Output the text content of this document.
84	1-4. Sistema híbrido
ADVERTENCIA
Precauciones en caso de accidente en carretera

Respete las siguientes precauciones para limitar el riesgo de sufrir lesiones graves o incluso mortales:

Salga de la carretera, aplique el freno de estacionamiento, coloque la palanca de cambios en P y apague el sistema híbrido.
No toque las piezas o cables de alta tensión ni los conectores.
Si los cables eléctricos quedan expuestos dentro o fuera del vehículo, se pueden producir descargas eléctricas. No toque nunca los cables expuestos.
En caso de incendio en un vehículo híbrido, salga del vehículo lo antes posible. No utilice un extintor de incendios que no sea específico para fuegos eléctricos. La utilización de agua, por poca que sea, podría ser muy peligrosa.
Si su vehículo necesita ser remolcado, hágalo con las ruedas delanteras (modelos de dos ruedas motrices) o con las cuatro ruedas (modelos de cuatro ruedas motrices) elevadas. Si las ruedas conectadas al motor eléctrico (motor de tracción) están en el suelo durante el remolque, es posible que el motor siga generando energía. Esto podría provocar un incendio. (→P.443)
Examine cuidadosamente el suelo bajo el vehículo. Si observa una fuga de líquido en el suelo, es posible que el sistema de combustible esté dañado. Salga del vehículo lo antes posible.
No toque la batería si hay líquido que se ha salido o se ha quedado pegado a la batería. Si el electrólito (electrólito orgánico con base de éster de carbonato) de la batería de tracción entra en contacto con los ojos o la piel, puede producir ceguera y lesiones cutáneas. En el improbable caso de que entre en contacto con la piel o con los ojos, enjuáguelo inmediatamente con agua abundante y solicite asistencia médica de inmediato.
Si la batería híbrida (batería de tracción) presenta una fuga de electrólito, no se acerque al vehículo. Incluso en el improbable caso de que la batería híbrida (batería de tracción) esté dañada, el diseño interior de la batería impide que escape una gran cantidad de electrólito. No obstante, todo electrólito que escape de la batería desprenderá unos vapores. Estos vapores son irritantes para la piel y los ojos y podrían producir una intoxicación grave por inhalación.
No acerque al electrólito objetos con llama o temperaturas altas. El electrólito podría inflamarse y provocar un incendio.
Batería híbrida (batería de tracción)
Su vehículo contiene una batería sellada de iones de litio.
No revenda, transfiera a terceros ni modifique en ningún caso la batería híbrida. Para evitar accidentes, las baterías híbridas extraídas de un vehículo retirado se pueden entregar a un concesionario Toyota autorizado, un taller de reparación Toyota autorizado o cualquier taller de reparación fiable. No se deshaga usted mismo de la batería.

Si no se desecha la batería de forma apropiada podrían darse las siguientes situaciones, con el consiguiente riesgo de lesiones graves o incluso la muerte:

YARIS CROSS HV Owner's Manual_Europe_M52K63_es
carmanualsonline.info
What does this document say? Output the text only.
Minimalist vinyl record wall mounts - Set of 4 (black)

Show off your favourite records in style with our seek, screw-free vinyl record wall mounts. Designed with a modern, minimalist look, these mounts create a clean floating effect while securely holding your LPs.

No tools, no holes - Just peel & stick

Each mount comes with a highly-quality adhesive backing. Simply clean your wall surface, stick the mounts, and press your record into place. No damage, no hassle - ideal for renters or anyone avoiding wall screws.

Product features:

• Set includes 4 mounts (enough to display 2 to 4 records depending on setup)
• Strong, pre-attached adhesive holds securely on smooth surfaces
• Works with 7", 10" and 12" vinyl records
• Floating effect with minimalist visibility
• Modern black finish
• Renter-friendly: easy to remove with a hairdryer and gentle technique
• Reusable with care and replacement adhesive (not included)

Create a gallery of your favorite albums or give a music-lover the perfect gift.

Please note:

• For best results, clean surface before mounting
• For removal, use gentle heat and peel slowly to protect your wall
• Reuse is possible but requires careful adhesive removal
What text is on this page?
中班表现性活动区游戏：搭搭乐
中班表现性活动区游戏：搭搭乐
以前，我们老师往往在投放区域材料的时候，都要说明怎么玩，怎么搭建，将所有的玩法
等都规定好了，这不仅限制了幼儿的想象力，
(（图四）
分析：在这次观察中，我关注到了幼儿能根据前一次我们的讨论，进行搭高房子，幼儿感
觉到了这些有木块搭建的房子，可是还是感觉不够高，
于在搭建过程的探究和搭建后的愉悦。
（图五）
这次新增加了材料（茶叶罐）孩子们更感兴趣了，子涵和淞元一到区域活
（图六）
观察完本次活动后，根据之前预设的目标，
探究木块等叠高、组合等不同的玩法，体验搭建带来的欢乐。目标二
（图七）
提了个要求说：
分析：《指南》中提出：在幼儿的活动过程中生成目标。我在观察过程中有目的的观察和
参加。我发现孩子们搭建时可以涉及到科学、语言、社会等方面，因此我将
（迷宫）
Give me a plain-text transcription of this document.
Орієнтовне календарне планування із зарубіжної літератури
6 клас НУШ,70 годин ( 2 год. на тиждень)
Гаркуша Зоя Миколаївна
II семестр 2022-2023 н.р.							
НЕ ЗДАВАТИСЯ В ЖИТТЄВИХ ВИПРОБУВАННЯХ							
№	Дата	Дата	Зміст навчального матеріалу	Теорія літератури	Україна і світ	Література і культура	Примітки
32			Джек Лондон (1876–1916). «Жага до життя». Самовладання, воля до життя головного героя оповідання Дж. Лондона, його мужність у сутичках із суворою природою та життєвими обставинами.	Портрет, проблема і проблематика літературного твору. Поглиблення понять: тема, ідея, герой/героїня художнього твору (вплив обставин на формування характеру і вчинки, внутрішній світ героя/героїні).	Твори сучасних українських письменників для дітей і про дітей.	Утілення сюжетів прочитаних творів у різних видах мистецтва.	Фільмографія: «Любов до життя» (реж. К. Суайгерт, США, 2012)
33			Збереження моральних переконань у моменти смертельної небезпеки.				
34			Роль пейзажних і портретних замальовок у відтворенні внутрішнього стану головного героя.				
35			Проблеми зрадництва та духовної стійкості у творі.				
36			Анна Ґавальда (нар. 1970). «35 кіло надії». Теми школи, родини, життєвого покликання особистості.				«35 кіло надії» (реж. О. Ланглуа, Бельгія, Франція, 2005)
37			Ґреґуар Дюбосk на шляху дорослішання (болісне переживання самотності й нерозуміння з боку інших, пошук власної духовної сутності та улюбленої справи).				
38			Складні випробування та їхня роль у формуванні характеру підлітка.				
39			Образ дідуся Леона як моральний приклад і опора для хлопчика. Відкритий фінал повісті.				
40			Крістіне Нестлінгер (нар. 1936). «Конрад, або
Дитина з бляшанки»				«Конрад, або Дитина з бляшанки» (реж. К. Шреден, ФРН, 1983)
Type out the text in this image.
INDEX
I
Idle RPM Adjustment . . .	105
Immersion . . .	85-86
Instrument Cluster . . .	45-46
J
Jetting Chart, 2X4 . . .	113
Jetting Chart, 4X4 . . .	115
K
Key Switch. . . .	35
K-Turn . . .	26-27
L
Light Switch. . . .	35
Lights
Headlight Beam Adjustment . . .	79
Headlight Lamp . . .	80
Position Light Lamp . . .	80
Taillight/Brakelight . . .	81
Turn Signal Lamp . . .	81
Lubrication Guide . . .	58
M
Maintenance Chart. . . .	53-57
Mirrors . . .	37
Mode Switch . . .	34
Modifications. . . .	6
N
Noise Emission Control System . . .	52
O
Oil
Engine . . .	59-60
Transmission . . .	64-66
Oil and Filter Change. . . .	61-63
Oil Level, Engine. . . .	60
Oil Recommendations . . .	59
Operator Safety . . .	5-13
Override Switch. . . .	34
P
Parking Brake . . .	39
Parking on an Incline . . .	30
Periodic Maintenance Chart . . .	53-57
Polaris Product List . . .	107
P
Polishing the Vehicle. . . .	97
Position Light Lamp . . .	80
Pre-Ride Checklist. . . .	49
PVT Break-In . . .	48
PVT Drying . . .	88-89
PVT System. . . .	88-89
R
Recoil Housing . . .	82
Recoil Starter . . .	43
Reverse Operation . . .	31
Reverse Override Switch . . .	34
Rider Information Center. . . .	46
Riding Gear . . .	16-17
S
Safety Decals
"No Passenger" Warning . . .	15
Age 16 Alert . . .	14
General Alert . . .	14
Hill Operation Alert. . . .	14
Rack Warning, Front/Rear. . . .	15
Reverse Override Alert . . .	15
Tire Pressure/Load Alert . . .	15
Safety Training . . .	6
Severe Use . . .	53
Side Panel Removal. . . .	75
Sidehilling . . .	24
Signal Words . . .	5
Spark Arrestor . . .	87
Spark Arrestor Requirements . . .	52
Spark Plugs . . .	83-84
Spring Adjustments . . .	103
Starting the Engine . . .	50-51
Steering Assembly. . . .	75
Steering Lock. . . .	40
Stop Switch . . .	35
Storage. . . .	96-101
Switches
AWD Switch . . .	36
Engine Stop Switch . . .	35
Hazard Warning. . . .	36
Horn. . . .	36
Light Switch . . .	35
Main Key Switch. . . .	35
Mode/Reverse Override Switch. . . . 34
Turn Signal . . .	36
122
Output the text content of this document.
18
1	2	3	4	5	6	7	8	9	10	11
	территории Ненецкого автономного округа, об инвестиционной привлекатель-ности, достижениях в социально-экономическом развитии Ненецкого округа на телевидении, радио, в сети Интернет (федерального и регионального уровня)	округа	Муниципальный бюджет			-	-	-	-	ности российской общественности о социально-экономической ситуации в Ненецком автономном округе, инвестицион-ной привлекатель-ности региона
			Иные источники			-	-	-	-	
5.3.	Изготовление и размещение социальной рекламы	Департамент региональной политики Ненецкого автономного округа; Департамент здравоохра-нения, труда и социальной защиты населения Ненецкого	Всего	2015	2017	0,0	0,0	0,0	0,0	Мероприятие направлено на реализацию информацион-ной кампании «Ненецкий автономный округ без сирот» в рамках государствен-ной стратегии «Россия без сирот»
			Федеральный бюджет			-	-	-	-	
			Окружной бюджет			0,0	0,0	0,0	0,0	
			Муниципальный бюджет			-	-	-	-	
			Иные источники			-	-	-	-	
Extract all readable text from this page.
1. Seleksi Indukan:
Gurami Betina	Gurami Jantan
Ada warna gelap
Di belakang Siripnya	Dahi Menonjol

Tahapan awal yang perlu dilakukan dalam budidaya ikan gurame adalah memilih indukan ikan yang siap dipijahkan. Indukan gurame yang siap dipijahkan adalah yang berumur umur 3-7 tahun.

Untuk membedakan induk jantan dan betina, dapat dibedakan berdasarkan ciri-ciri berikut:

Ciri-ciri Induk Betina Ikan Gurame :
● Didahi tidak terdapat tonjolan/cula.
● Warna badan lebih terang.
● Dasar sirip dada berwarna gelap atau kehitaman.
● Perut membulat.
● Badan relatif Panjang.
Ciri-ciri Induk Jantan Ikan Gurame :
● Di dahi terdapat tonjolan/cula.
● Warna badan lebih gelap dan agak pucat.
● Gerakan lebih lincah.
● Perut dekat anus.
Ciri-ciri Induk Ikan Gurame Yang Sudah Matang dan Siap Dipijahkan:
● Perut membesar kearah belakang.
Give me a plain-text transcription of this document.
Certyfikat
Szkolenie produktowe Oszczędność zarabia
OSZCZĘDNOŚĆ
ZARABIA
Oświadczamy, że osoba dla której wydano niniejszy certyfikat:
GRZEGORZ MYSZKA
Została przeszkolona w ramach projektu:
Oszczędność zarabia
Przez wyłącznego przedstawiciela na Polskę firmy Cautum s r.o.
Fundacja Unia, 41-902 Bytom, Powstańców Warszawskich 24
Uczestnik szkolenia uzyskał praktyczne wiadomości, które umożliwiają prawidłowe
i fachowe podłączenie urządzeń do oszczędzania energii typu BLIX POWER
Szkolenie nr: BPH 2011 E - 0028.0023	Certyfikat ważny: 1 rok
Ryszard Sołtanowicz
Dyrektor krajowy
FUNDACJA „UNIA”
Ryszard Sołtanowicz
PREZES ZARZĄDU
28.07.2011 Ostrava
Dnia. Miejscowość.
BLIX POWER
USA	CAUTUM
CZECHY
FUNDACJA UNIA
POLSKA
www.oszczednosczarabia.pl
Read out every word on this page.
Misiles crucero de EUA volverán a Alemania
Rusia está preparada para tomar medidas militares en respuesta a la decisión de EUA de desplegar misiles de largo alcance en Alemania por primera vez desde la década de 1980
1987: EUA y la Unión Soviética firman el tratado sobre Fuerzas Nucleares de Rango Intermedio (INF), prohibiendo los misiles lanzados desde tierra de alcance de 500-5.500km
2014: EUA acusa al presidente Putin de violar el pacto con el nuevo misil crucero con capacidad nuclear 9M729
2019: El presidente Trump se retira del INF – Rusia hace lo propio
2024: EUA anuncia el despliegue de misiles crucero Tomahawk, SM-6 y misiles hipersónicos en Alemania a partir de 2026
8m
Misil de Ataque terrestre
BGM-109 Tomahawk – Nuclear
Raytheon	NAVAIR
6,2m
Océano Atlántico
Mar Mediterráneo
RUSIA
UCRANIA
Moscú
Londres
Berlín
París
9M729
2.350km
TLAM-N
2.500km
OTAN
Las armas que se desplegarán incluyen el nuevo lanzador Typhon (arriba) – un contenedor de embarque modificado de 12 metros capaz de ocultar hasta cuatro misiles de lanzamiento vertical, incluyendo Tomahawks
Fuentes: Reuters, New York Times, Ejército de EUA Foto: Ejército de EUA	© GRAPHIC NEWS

Task directions: Select every line in the records above that contains the word "POWER".

Reply:
i fachowe podłączenie urządzeń do oszczędzania energii typu BLIX POWER
BLIX POWER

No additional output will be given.